[start of Data rows]

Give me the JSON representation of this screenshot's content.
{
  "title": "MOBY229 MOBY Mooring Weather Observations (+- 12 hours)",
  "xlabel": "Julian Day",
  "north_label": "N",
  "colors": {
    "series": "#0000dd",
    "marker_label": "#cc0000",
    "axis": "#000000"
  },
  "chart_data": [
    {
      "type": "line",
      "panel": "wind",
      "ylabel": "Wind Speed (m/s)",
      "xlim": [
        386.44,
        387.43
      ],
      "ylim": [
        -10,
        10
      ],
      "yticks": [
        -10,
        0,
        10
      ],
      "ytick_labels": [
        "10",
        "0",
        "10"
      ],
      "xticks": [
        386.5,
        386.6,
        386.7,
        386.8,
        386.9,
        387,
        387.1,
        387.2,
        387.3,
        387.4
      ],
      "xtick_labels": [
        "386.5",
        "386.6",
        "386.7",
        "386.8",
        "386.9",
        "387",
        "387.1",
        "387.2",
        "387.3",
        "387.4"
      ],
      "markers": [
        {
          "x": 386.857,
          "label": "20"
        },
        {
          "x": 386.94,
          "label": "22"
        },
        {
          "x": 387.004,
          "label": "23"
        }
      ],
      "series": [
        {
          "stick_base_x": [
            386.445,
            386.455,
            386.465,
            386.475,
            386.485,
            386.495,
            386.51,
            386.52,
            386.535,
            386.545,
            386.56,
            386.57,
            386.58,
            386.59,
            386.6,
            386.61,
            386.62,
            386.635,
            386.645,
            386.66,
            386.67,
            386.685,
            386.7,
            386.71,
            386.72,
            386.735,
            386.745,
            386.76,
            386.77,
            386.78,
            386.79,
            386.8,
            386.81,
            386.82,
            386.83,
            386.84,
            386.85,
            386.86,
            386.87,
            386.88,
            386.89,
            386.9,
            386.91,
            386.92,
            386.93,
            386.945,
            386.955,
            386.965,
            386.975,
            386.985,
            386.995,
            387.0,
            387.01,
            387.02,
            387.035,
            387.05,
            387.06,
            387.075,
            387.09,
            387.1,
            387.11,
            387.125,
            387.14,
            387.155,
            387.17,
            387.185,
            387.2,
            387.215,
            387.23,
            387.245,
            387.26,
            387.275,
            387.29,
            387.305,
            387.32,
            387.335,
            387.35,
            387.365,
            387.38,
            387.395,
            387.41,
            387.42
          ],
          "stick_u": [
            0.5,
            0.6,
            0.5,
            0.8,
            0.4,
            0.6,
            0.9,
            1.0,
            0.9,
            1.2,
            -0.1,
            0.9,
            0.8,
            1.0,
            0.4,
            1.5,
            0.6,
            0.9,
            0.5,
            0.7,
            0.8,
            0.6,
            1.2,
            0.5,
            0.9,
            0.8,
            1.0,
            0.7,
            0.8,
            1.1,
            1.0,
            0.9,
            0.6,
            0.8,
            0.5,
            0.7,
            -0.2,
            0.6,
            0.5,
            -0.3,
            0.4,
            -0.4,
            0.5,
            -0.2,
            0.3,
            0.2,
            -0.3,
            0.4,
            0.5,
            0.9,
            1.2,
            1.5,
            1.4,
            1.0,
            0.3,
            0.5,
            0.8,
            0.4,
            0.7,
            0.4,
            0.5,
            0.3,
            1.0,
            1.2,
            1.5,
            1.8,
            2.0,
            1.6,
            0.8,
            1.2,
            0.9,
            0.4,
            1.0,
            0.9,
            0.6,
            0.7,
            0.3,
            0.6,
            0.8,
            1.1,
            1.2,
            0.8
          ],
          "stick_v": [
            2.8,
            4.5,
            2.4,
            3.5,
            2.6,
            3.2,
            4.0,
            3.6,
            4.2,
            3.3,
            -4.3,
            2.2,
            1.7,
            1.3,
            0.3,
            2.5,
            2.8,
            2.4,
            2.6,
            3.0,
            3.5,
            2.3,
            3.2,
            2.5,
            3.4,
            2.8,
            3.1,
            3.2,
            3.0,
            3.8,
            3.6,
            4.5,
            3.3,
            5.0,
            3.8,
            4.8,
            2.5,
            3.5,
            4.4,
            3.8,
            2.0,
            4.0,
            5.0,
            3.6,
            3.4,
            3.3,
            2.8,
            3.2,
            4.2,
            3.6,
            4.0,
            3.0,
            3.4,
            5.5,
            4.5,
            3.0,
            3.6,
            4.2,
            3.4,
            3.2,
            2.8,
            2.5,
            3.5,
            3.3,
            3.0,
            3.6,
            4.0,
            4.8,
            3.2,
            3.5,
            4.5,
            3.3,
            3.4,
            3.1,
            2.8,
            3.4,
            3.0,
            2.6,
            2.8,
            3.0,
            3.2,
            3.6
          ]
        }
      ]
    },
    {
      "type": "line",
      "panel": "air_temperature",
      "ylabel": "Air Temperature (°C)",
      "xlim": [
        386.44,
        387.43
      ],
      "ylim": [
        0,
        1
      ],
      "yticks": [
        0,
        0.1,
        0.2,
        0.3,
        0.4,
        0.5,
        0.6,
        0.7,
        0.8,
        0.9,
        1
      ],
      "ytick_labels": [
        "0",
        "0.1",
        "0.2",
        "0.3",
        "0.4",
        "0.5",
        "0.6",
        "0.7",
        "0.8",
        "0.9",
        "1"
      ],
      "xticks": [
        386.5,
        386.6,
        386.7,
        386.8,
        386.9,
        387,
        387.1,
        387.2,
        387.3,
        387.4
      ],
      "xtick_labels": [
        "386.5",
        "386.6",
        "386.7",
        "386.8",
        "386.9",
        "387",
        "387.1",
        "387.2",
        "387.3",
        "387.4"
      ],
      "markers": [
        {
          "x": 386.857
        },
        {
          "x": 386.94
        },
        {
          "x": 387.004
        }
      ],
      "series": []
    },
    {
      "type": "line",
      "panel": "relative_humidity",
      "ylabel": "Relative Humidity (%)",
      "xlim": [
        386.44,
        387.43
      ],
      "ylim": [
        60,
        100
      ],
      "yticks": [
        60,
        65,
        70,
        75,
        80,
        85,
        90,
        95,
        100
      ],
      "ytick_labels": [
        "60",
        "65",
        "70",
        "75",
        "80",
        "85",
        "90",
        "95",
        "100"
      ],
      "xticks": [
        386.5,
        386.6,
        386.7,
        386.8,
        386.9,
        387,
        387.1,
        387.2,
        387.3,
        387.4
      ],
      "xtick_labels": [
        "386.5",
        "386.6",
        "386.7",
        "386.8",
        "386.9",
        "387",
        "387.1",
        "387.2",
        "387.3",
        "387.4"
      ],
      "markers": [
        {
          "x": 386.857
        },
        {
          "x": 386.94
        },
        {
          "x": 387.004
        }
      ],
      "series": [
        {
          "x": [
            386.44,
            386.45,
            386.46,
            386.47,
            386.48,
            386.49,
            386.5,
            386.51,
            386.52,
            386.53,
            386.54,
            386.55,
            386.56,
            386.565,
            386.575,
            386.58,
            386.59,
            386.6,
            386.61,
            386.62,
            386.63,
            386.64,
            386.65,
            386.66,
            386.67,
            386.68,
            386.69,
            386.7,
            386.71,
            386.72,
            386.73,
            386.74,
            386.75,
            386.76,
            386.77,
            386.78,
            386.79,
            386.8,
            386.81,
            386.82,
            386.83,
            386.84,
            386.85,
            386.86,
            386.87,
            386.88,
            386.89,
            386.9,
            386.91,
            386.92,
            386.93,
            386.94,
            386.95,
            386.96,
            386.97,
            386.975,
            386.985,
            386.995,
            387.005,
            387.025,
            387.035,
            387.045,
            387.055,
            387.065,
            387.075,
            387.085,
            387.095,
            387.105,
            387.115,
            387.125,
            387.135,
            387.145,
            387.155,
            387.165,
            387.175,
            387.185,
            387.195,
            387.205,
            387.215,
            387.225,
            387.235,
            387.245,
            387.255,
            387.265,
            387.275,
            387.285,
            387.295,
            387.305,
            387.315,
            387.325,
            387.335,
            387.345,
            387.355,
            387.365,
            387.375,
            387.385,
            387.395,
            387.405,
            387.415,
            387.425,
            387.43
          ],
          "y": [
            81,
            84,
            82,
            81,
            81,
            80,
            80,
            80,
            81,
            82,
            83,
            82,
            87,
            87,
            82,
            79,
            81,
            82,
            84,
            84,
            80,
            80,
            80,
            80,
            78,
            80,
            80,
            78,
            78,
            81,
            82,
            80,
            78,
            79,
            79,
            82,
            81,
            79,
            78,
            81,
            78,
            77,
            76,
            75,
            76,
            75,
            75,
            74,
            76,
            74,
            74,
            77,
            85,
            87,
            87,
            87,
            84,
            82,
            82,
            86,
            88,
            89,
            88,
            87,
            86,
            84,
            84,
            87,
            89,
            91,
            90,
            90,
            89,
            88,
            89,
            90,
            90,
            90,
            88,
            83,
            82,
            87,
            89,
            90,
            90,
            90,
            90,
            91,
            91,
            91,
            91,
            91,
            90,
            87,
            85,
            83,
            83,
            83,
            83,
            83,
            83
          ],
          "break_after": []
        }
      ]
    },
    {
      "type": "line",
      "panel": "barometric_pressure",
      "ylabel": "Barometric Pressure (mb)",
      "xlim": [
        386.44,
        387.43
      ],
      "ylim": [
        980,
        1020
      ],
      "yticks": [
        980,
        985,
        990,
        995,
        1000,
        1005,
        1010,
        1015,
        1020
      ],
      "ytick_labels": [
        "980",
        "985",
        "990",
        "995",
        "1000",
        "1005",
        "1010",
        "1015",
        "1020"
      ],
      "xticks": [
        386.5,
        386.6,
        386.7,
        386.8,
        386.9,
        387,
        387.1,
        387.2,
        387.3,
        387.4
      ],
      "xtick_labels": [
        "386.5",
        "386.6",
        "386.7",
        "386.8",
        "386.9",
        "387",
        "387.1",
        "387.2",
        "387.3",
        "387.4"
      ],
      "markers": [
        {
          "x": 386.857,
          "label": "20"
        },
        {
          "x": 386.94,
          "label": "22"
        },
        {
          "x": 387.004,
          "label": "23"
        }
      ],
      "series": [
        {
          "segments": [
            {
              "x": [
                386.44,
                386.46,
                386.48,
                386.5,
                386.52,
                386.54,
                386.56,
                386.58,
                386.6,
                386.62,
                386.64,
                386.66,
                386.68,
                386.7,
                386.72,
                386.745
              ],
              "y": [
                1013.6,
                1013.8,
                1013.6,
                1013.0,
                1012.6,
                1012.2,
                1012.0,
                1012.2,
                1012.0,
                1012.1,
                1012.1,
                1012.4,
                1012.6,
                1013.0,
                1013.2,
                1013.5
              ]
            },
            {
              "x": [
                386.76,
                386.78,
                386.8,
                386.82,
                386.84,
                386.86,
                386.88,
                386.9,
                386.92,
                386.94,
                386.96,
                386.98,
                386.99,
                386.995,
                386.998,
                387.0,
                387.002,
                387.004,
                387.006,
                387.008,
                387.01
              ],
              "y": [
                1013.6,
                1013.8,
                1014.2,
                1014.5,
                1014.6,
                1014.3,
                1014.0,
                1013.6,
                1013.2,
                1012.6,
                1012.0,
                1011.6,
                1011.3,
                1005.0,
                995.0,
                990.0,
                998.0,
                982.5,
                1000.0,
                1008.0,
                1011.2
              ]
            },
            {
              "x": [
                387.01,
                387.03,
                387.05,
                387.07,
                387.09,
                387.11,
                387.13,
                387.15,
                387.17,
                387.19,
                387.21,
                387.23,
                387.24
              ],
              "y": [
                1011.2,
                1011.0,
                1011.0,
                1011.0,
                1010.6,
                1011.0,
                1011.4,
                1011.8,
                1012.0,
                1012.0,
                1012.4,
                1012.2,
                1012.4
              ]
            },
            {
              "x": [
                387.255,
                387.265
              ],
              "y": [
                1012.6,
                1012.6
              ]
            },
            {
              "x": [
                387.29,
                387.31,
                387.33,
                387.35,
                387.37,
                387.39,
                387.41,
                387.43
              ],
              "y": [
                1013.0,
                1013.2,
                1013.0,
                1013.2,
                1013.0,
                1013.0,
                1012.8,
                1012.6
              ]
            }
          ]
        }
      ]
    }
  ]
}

[end of Data rows]

### Stated problem
From the data above, show each line that contains "ylabel".

### Response
      "ylabel": "Wind Speed (m/s)",
      "ylabel": "Air Temperature (°C)",
      "ylabel": "Relative Humidity (%)",
      "ylabel": "Barometric Pressure (mb)",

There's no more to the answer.